***** Entries shown

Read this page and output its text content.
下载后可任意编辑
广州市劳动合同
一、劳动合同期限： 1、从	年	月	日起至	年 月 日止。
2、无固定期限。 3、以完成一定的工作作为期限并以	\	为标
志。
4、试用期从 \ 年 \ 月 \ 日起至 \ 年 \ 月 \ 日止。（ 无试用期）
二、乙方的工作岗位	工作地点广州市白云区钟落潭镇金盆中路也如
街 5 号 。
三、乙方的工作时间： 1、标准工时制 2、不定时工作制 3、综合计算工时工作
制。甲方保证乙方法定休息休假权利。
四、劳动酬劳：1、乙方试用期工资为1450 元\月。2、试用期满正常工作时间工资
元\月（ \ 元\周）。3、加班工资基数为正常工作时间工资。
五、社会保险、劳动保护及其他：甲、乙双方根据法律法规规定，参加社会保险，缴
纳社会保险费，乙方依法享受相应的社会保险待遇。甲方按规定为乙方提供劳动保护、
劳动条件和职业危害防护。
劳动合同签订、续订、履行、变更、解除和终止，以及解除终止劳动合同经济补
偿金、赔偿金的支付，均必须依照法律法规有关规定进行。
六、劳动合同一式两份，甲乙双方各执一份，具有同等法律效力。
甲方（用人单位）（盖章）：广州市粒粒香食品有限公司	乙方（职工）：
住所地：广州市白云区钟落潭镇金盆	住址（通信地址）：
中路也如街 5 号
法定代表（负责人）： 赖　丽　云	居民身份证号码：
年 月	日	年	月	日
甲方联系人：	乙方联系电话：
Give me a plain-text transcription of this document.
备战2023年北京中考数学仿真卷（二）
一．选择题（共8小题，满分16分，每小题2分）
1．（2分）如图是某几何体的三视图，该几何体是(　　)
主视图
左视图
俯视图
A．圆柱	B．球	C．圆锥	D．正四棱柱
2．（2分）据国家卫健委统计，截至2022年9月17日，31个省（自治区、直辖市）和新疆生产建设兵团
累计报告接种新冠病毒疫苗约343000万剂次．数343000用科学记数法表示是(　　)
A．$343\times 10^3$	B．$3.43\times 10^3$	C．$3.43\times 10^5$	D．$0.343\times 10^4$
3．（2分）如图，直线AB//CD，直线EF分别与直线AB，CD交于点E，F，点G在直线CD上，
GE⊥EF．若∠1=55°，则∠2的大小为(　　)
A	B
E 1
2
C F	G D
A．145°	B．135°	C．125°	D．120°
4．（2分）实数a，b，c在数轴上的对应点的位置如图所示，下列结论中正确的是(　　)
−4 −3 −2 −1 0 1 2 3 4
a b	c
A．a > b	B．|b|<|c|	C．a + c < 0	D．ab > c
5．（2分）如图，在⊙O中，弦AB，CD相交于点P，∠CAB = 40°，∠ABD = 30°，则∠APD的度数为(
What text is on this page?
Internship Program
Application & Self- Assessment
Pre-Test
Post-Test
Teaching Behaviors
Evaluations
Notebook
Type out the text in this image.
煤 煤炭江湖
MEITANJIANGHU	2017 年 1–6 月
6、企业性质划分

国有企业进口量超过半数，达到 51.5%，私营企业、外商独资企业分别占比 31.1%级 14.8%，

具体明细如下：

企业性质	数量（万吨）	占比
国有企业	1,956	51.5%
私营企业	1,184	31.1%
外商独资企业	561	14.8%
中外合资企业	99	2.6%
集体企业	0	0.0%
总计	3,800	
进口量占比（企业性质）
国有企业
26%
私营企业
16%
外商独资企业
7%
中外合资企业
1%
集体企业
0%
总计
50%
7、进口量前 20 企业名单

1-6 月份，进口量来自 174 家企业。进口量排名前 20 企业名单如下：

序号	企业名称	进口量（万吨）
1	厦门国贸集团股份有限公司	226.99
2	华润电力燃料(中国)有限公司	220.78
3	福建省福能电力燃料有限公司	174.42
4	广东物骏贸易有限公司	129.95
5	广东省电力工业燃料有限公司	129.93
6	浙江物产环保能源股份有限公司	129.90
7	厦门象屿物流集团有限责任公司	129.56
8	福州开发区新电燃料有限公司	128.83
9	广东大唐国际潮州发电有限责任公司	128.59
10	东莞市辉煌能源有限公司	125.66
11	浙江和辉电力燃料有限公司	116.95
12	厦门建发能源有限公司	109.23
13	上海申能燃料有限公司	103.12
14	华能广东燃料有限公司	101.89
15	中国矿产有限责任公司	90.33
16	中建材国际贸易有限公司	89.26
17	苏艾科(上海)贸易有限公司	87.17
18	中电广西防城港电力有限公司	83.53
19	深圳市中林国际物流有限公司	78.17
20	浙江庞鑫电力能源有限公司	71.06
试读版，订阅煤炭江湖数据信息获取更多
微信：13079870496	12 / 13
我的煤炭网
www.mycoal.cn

**********

### What to do
Copy every record exactly, with nothing added or dropped.

### Exercise output
Read this page and output its text content.
下载后可任意编辑
广州市劳动合同
一、劳动合同期限： 1、从	年	月	日起至	年 月 日止。
2、无固定期限。 3、以完成一定的工作作为期限并以	\	为标
志。
4、试用期从 \ 年 \ 月 \ 日起至 \ 年 \ 月 \ 日止。（ 无试用期）
二、乙方的工作岗位	工作地点广州市白云区钟落潭镇金盆中路也如
街 5 号 。
三、乙方的工作时间： 1、标准工时制 2、不定时工作制 3、综合计算工时工作
制。甲方保证乙方法定休息休假权利。
四、劳动酬劳：1、乙方试用期工资为1450 元\月。2、试用期满正常工作时间工资
元\月（ \ 元\周）。3、加班工资基数为正常工作时间工资。
五、社会保险、劳动保护及其他：甲、乙双方根据法律法规规定，参加社会保险，缴
纳社会保险费，乙方依法享受相应的社会保险待遇。甲方按规定为乙方提供劳动保护、
劳动条件和职业危害防护。
劳动合同签订、续订、履行、变更、解除和终止，以及解除终止劳动合同经济补
偿金、赔偿金的支付，均必须依照法律法规有关规定进行。
六、劳动合同一式两份，甲乙双方各执一份，具有同等法律效力。
甲方（用人单位）（盖章）：广州市粒粒香食品有限公司	乙方（职工）：
住所地：广州市白云区钟落潭镇金盆	住址（通信地址）：
中路也如街 5 号
法定代表（负责人）： 赖　丽　云	居民身份证号码：
年 月	日	年	月	日
甲方联系人：	乙方联系电话：
Give me a plain-text transcription of this document.
备战2023年北京中考数学仿真卷（二）
一．选择题（共8小题，满分16分，每小题2分）
1．（2分）如图是某几何体的三视图，该几何体是(　　)
主视图
左视图
俯视图
A．圆柱	B．球	C．圆锥	D．正四棱柱
2．（2分）据国家卫健委统计，截至2022年9月17日，31个省（自治区、直辖市）和新疆生产建设兵团
累计报告接种新冠病毒疫苗约343000万剂次．数343000用科学记数法表示是(　　)
A．$343\times 10^3$	B．$3.43\times 10^3$	C．$3.43\times 10^5$	D．$0.343\times 10^4$
3．（2分）如图，直线AB//CD，直线EF分别与直线AB，CD交于点E，F，点G在直线CD上，
GE⊥EF．若∠1=55°，则∠2的大小为(　　)
A	B
E 1
2
C F	G D
A．145°	B．135°	C．125°	D．120°
4．（2分）实数a，b，c在数轴上的对应点的位置如图所示，下列结论中正确的是(　　)
−4 −3 −2 −1 0 1 2 3 4
a b	c
A．a > b	B．|b|<|c|	C．a + c < 0	D．ab > c
5．（2分）如图，在⊙O中，弦AB，CD相交于点P，∠CAB = 40°，∠ABD = 30°，则∠APD的度数为(
What text is on this page?
Internship Program
Application & Self- Assessment
Pre-Test
Post-Test
Teaching Behaviors
Evaluations
Notebook
Type out the text in this image.
煤 煤炭江湖
MEITANJIANGHU	2017 年 1–6 月
6、企业性质划分

国有企业进口量超过半数，达到 51.5%，私营企业、外商独资企业分别占比 31.1%级 14.8%，

具体明细如下：

企业性质	数量（万吨）	占比
国有企业	1,956	51.5%
私营企业	1,184	31.1%
外商独资企业	561	14.8%
中外合资企业	99	2.6%
集体企业	0	0.0%
总计	3,800	
进口量占比（企业性质）
国有企业
26%
私营企业
16%
外商独资企业
7%
中外合资企业
1%
集体企业
0%
总计
50%
7、进口量前 20 企业名单

1-6 月份，进口量来自 174 家企业。进口量排名前 20 企业名单如下：

序号	企业名称	进口量（万吨）
1	厦门国贸集团股份有限公司	226.99
2	华润电力燃料(中国)有限公司	220.78
3	福建省福能电力燃料有限公司	174.42
4	广东物骏贸易有限公司	129.95
5	广东省电力工业燃料有限公司	129.93
6	浙江物产环保能源股份有限公司	129.90
7	厦门象屿物流集团有限责任公司	129.56
8	福州开发区新电燃料有限公司	128.83
9	广东大唐国际潮州发电有限责任公司	128.59
10	东莞市辉煌能源有限公司	125.66
11	浙江和辉电力燃料有限公司	116.95
12	厦门建发能源有限公司	109.23
13	上海申能燃料有限公司	103.12
14	华能广东燃料有限公司	101.89
15	中国矿产有限责任公司	90.33
16	中建材国际贸易有限公司	89.26
17	苏艾科(上海)贸易有限公司	87.17
18	中电广西防城港电力有限公司	83.53
19	深圳市中林国际物流有限公司	78.17
20	浙江庞鑫电力能源有限公司	71.06
试读版，订阅煤炭江湖数据信息获取更多
微信：13079870496	12 / 13
我的煤炭网
www.mycoal.cn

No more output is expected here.